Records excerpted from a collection

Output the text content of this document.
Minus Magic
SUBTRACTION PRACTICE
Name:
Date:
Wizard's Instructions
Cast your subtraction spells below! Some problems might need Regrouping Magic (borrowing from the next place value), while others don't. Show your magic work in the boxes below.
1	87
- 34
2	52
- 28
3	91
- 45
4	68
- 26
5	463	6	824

* _Problem requirements_
Above are the records; retype every one exactly.

* _Full answer_
Output the text content of this document.
Minus Magic
SUBTRACTION PRACTICE
Name:
Date:
Wizard's Instructions
Cast your subtraction spells below! Some problems might need Regrouping Magic (borrowing from the next place value), while others don't. Show your magic work in the boxes below.
1	87
- 34
2	52
- 28
3	91
- 45
4	68
- 26
5	463	6	824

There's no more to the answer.